**Exercise goal:**
Drop every picture and give the entries back exactly.

(Dataset rows)
++++++++++++++++++++

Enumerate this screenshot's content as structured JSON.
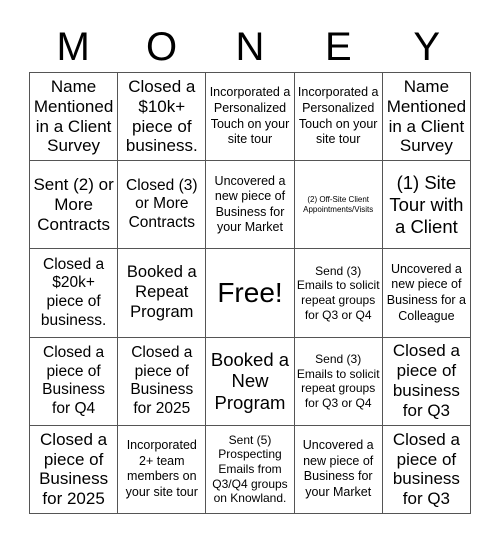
{
  "title_letters": [
    "M",
    "O",
    "N",
    "E",
    "Y"
  ],
  "cells": [
    [
      "Name Mentioned in a Client Survey",
      "Closed a $10k+ piece of business.",
      "Incorporated a Personalized Touch on your site tour",
      "Incorporated a Personalized Touch on your site tour",
      "Name Mentioned in a Client Survey"
    ],
    [
      "Sent (2) or More Contracts",
      "Closed (3) or More Contracts",
      "Uncovered a new piece of Business for your Market",
      "(2) Off-Site Client Appointments/Visits",
      "(1) Site Tour with a Client"
    ],
    [
      "Closed a $20k+ piece of business.",
      "Booked a Repeat Program",
      "Free!",
      "Send (3) Emails to solicit repeat groups for Q3 or Q4",
      "Uncovered a new piece of Business for a Colleague"
    ],
    [
      "Closed a piece of Business for Q4",
      "Closed a piece of Business for 2025",
      "Booked a New Program",
      "Send (3) Emails to solicit repeat groups for Q3 or Q4",
      "Closed a piece of business for Q3"
    ],
    [
      "Closed a piece of Business for 2025",
      "Incorporated 2+ team members on your site tour",
      "Sent (5) Prospecting Emails from Q3/Q4 groups on Knowland.",
      "Uncovered a new piece of Business for your Market",
      "Closed a piece of business for Q3"
    ]
  ]
}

++++++++++++++++++++

**Response to this task:**
Enumerate this screenshot's content as structured JSON.
{
  "title_letters": [
    "M",
    "O",
    "N",
    "E",
    "Y"
  ],
  "cells": [
    [
      "Name Mentioned in a Client Survey",
      "Closed a $10k+ piece of business.",
      "Incorporated a Personalized Touch on your site tour",
      "Incorporated a Personalized Touch on your site tour",
      "Name Mentioned in a Client Survey"
    ],
    [
      "Sent (2) or More Contracts",
      "Closed (3) or More Contracts",
      "Uncovered a new piece of Business for your Market",
      "(2) Off-Site Client Appointments/Visits",
      "(1) Site Tour with a Client"
    ],
    [
      "Closed a $20k+ piece of business.",
      "Booked a Repeat Program",
      "Free!",
      "Send (3) Emails to solicit repeat groups for Q3 or Q4",
      "Uncovered a new piece of Business for a Colleague"
    ],
    [
      "Closed a piece of Business for Q4",
      "Closed a piece of Business for 2025",
      "Booked a New Program",
      "Send (3) Emails to solicit repeat groups for Q3 or Q4",
      "Closed a piece of business for Q3"
    ],
    [
      "Closed a piece of Business for 2025",
      "Incorporated 2+ team members on your site tour",
      "Sent (5) Prospecting Emails from Q3/Q4 groups on Knowland.",
      "Uncovered a new piece of Business for your Market",
      "Closed a piece of business for Q3"
    ]
  ]
}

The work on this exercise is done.